#### EXERCISE MATERIALS ####

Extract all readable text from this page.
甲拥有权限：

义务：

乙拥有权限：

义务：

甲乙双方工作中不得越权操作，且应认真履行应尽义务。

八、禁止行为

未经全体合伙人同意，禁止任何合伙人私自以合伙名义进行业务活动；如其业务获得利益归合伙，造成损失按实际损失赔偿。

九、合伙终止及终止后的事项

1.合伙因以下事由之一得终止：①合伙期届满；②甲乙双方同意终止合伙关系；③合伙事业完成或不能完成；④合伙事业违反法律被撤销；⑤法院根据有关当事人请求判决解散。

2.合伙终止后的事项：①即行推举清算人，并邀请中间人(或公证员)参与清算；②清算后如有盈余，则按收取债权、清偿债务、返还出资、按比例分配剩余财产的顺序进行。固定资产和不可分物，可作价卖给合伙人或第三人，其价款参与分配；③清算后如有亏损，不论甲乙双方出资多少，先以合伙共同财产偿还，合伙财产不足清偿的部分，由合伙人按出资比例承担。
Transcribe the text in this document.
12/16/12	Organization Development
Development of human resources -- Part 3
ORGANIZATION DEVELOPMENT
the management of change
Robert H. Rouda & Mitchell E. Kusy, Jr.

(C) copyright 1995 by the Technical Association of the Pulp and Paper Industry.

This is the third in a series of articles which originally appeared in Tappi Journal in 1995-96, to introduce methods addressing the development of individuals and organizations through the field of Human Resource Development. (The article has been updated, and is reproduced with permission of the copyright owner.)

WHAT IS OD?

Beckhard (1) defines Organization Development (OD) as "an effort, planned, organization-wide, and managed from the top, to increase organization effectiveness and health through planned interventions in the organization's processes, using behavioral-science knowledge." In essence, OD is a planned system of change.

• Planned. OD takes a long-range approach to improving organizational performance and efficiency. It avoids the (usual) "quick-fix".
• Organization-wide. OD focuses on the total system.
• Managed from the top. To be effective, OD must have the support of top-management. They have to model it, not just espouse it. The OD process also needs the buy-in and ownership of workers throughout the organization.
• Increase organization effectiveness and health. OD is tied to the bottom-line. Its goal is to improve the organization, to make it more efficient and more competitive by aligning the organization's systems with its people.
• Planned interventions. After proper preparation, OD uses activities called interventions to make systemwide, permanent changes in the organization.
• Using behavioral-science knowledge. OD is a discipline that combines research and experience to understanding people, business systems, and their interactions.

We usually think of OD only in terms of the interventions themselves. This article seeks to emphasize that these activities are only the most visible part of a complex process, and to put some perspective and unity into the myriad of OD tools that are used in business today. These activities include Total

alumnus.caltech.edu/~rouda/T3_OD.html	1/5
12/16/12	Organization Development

####

▶ [PROBLEM TO WORK ON]
Exactly reproduce all of the entries.

▶ [OUTPUT]
Extract all readable text from this page.
甲拥有权限：

义务：

乙拥有权限：

义务：

甲乙双方工作中不得越权操作，且应认真履行应尽义务。

八、禁止行为

未经全体合伙人同意，禁止任何合伙人私自以合伙名义进行业务活动；如其业务获得利益归合伙，造成损失按实际损失赔偿。

九、合伙终止及终止后的事项

1.合伙因以下事由之一得终止：①合伙期届满；②甲乙双方同意终止合伙关系；③合伙事业完成或不能完成；④合伙事业违反法律被撤销；⑤法院根据有关当事人请求判决解散。

2.合伙终止后的事项：①即行推举清算人，并邀请中间人(或公证员)参与清算；②清算后如有盈余，则按收取债权、清偿债务、返还出资、按比例分配剩余财产的顺序进行。固定资产和不可分物，可作价卖给合伙人或第三人，其价款参与分配；③清算后如有亏损，不论甲乙双方出资多少，先以合伙共同财产偿还，合伙财产不足清偿的部分，由合伙人按出资比例承担。
Transcribe the text in this document.
12/16/12	Organization Development
Development of human resources -- Part 3
ORGANIZATION DEVELOPMENT
the management of change
Robert H. Rouda & Mitchell E. Kusy, Jr.

(C) copyright 1995 by the Technical Association of the Pulp and Paper Industry.

This is the third in a series of articles which originally appeared in Tappi Journal in 1995-96, to introduce methods addressing the development of individuals and organizations through the field of Human Resource Development. (The article has been updated, and is reproduced with permission of the copyright owner.)

WHAT IS OD?

Beckhard (1) defines Organization Development (OD) as "an effort, planned, organization-wide, and managed from the top, to increase organization effectiveness and health through planned interventions in the organization's processes, using behavioral-science knowledge." In essence, OD is a planned system of change.

• Planned. OD takes a long-range approach to improving organizational performance and efficiency. It avoids the (usual) "quick-fix".
• Organization-wide. OD focuses on the total system.
• Managed from the top. To be effective, OD must have the support of top-management. They have to model it, not just espouse it. The OD process also needs the buy-in and ownership of workers throughout the organization.
• Increase organization effectiveness and health. OD is tied to the bottom-line. Its goal is to improve the organization, to make it more efficient and more competitive by aligning the organization's systems with its people.
• Planned interventions. After proper preparation, OD uses activities called interventions to make systemwide, permanent changes in the organization.
• Using behavioral-science knowledge. OD is a discipline that combines research and experience to understanding people, business systems, and their interactions.

We usually think of OD only in terms of the interventions themselves. This article seeks to emphasize that these activities are only the most visible part of a complex process, and to put some perspective and unity into the myriad of OD tools that are used in business today. These activities include Total

alumnus.caltech.edu/~rouda/T3_OD.html	1/5
12/16/12	Organization Development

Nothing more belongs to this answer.